## The task
No images are to be carried over; print all other material exactly as it stands.
________________________
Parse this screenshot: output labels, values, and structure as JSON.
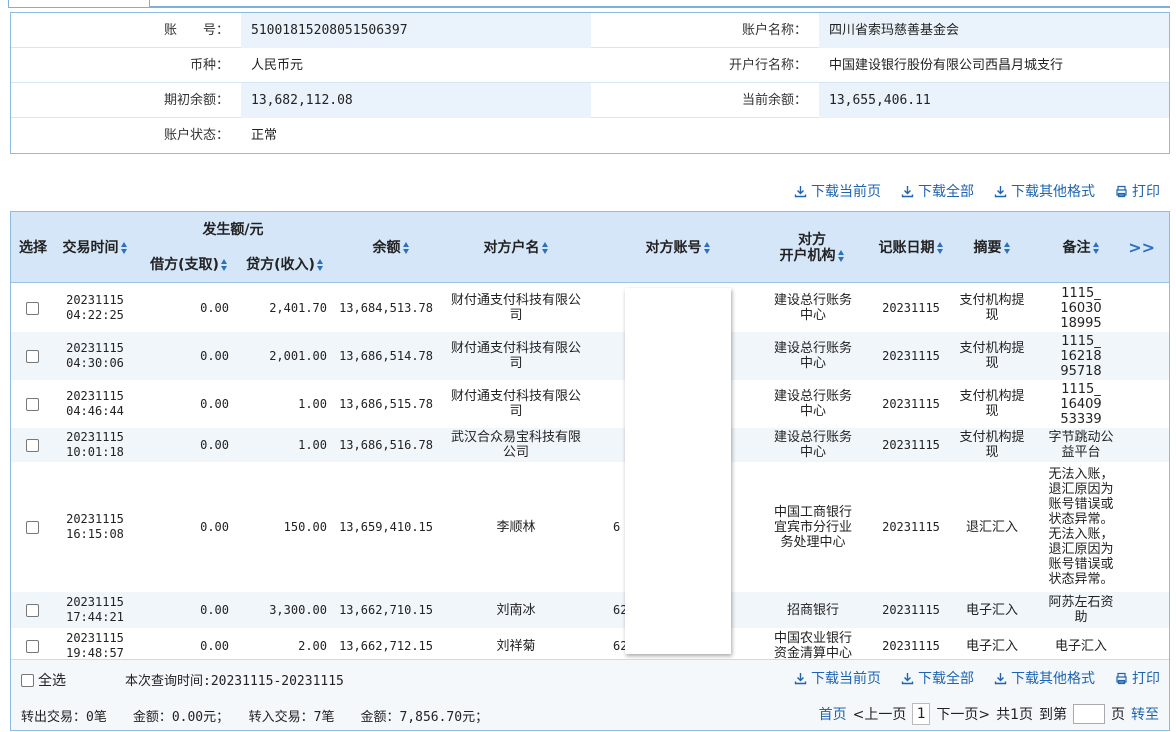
{
  "account": {
    "number_label": "账　　号：",
    "number": "51001815208051506397",
    "name_label": "账户名称：",
    "name": "四川省索玛慈善基金会",
    "currency_label": "币种：",
    "currency": "人民币元",
    "bank_label": "开户行名称：",
    "bank": "中国建设银行股份有限公司西昌月城支行",
    "opening_label": "期初余额：",
    "opening": "13,682,112.08",
    "current_label": "当前余额：",
    "current": "13,655,406.11",
    "status_label": "账户状态：",
    "status": "正常"
  },
  "toolbar": {
    "download_page": "下载当前页",
    "download_all": "下载全部",
    "download_other": "下载其他格式",
    "print": "打印"
  },
  "headers": {
    "select": "选择",
    "time": "交易时间",
    "amount_group": "发生额/元",
    "debit": "借方(支取)",
    "credit": "贷方(收入)",
    "balance": "余额",
    "party_name": "对方户名",
    "party_account": "对方账号",
    "party_bank_1": "对方",
    "party_bank_2": "开户机构",
    "post_date": "记账日期",
    "summary": "摘要",
    "remark": "备注",
    "more": ">>"
  },
  "rows": [
    {
      "date": "20231115",
      "time": "04:22:25",
      "debit": "0.00",
      "credit": "2,401.70",
      "balance": "13,684,513.78",
      "name_1": "财付通支付科技有限公",
      "name_2": "司",
      "acct": "",
      "bank_1": "建设总行账务",
      "bank_2": "中心",
      "bank_3": "",
      "post": "20231115",
      "sum_1": "支付机构提",
      "sum_2": "现",
      "rem": [
        "1115_",
        "16030",
        "18995"
      ]
    },
    {
      "date": "20231115",
      "time": "04:30:06",
      "debit": "0.00",
      "credit": "2,001.00",
      "balance": "13,686,514.78",
      "name_1": "财付通支付科技有限公",
      "name_2": "司",
      "acct": "",
      "bank_1": "建设总行账务",
      "bank_2": "中心",
      "bank_3": "",
      "post": "20231115",
      "sum_1": "支付机构提",
      "sum_2": "现",
      "rem": [
        "1115_",
        "16218",
        "95718"
      ]
    },
    {
      "date": "20231115",
      "time": "04:46:44",
      "debit": "0.00",
      "credit": "1.00",
      "balance": "13,686,515.78",
      "name_1": "财付通支付科技有限公",
      "name_2": "司",
      "acct": "",
      "bank_1": "建设总行账务",
      "bank_2": "中心",
      "bank_3": "",
      "post": "20231115",
      "sum_1": "支付机构提",
      "sum_2": "现",
      "rem": [
        "1115_",
        "16409",
        "53339"
      ]
    },
    {
      "date": "20231115",
      "time": "10:01:18",
      "debit": "0.00",
      "credit": "1.00",
      "balance": "13,686,516.78",
      "name_1": "武汉合众易宝科技有限",
      "name_2": "公司",
      "acct": "",
      "bank_1": "建设总行账务",
      "bank_2": "中心",
      "bank_3": "",
      "post": "20231115",
      "sum_1": "支付机构提",
      "sum_2": "现",
      "rem": [
        "字节跳动公",
        "益平台"
      ]
    },
    {
      "date": "20231115",
      "time": "16:15:08",
      "debit": "0.00",
      "credit": "150.00",
      "balance": "13,659,410.15",
      "name_1": "李顺林",
      "name_2": "",
      "acct": "6",
      "bank_1": "中国工商银行",
      "bank_2": "宜宾市分行业",
      "bank_3": "务处理中心",
      "post": "20231115",
      "sum_1": "退汇汇入",
      "sum_2": "",
      "rem": [
        "无法入账，",
        "退汇原因为",
        "账号错误或",
        "状态异常。",
        "无法入账，",
        "退汇原因为",
        "账号错误或",
        "状态异常。"
      ]
    },
    {
      "date": "20231115",
      "time": "17:44:21",
      "debit": "0.00",
      "credit": "3,300.00",
      "balance": "13,662,710.15",
      "name_1": "刘南冰",
      "name_2": "",
      "acct": "62",
      "bank_1": "招商银行",
      "bank_2": "",
      "bank_3": "",
      "post": "20231115",
      "sum_1": "电子汇入",
      "sum_2": "",
      "rem": [
        "阿苏左石资",
        "助"
      ]
    },
    {
      "date": "20231115",
      "time": "19:48:57",
      "debit": "0.00",
      "credit": "2.00",
      "balance": "13,662,712.15",
      "name_1": "刘祥菊",
      "name_2": "",
      "acct": "622",
      "bank_1": "中国农业银行",
      "bank_2": "资金清算中心",
      "bank_3": "",
      "post": "20231115",
      "sum_1": "电子汇入",
      "sum_2": "",
      "rem": [
        "电子汇入"
      ]
    }
  ],
  "footer": {
    "select_all": "全选",
    "period": "本次查询时间:20231115-20231115",
    "summary": "转出交易：0笔　　金额：0.00元；　　转入交易：7笔　　金额：7,856.70元；",
    "first": "首页",
    "prev": "<上一页",
    "current_page": "1",
    "next": "下一页>",
    "total": "共1页",
    "goto": "到第",
    "page_unit": "页",
    "go": "转至"
  },
  "colors": {
    "accent": "#1f64b0",
    "header_bg": "#d4e6f7",
    "border": "#8fbbe0"
  }
}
________________________
## Reply
Parse this screenshot: output labels, values, and structure as JSON.
{
  "account": {
    "number_label": "账　　号：",
    "number": "51001815208051506397",
    "name_label": "账户名称：",
    "name": "四川省索玛慈善基金会",
    "currency_label": "币种：",
    "currency": "人民币元",
    "bank_label": "开户行名称：",
    "bank": "中国建设银行股份有限公司西昌月城支行",
    "opening_label": "期初余额：",
    "opening": "13,682,112.08",
    "current_label": "当前余额：",
    "current": "13,655,406.11",
    "status_label": "账户状态：",
    "status": "正常"
  },
  "toolbar": {
    "download_page": "下载当前页",
    "download_all": "下载全部",
    "download_other": "下载其他格式",
    "print": "打印"
  },
  "headers": {
    "select": "选择",
    "time": "交易时间",
    "amount_group": "发生额/元",
    "debit": "借方(支取)",
    "credit": "贷方(收入)",
    "balance": "余额",
    "party_name": "对方户名",
    "party_account": "对方账号",
    "party_bank_1": "对方",
    "party_bank_2": "开户机构",
    "post_date": "记账日期",
    "summary": "摘要",
    "remark": "备注",
    "more": ">>"
  },
  "rows": [
    {
      "date": "20231115",
      "time": "04:22:25",
      "debit": "0.00",
      "credit": "2,401.70",
      "balance": "13,684,513.78",
      "name_1": "财付通支付科技有限公",
      "name_2": "司",
      "acct": "",
      "bank_1": "建设总行账务",
      "bank_2": "中心",
      "bank_3": "",
      "post": "20231115",
      "sum_1": "支付机构提",
      "sum_2": "现",
      "rem": [
        "1115_",
        "16030",
        "18995"
      ]
    },
    {
      "date": "20231115",
      "time": "04:30:06",
      "debit": "0.00",
      "credit": "2,001.00",
      "balance": "13,686,514.78",
      "name_1": "财付通支付科技有限公",
      "name_2": "司",
      "acct": "",
      "bank_1": "建设总行账务",
      "bank_2": "中心",
      "bank_3": "",
      "post": "20231115",
      "sum_1": "支付机构提",
      "sum_2": "现",
      "rem": [
        "1115_",
        "16218",
        "95718"
      ]
    },
    {
      "date": "20231115",
      "time": "04:46:44",
      "debit": "0.00",
      "credit": "1.00",
      "balance": "13,686,515.78",
      "name_1": "财付通支付科技有限公",
      "name_2": "司",
      "acct": "",
      "bank_1": "建设总行账务",
      "bank_2": "中心",
      "bank_3": "",
      "post": "20231115",
      "sum_1": "支付机构提",
      "sum_2": "现",
      "rem": [
        "1115_",
        "16409",
        "53339"
      ]
    },
    {
      "date": "20231115",
      "time": "10:01:18",
      "debit": "0.00",
      "credit": "1.00",
      "balance": "13,686,516.78",
      "name_1": "武汉合众易宝科技有限",
      "name_2": "公司",
      "acct": "",
      "bank_1": "建设总行账务",
      "bank_2": "中心",
      "bank_3": "",
      "post": "20231115",
      "sum_1": "支付机构提",
      "sum_2": "现",
      "rem": [
        "字节跳动公",
        "益平台"
      ]
    },
    {
      "date": "20231115",
      "time": "16:15:08",
      "debit": "0.00",
      "credit": "150.00",
      "balance": "13,659,410.15",
      "name_1": "李顺林",
      "name_2": "",
      "acct": "6",
      "bank_1": "中国工商银行",
      "bank_2": "宜宾市分行业",
      "bank_3": "务处理中心",
      "post": "20231115",
      "sum_1": "退汇汇入",
      "sum_2": "",
      "rem": [
        "无法入账，",
        "退汇原因为",
        "账号错误或",
        "状态异常。",
        "无法入账，",
        "退汇原因为",
        "账号错误或",
        "状态异常。"
      ]
    },
    {
      "date": "20231115",
      "time": "17:44:21",
      "debit": "0.00",
      "credit": "3,300.00",
      "balance": "13,662,710.15",
      "name_1": "刘南冰",
      "name_2": "",
      "acct": "62",
      "bank_1": "招商银行",
      "bank_2": "",
      "bank_3": "",
      "post": "20231115",
      "sum_1": "电子汇入",
      "sum_2": "",
      "rem": [
        "阿苏左石资",
        "助"
      ]
    },
    {
      "date": "20231115",
      "time": "19:48:57",
      "debit": "0.00",
      "credit": "2.00",
      "balance": "13,662,712.15",
      "name_1": "刘祥菊",
      "name_2": "",
      "acct": "622",
      "bank_1": "中国农业银行",
      "bank_2": "资金清算中心",
      "bank_3": "",
      "post": "20231115",
      "sum_1": "电子汇入",
      "sum_2": "",
      "rem": [
        "电子汇入"
      ]
    }
  ],
  "footer": {
    "select_all": "全选",
    "period": "本次查询时间:20231115-20231115",
    "summary": "转出交易：0笔　　金额：0.00元；　　转入交易：7笔　　金额：7,856.70元；",
    "first": "首页",
    "prev": "<上一页",
    "current_page": "1",
    "next": "下一页>",
    "total": "共1页",
    "goto": "到第",
    "page_unit": "页",
    "go": "转至"
  },
  "colors": {
    "accent": "#1f64b0",
    "header_bg": "#d4e6f7",
    "border": "#8fbbe0"
  }
}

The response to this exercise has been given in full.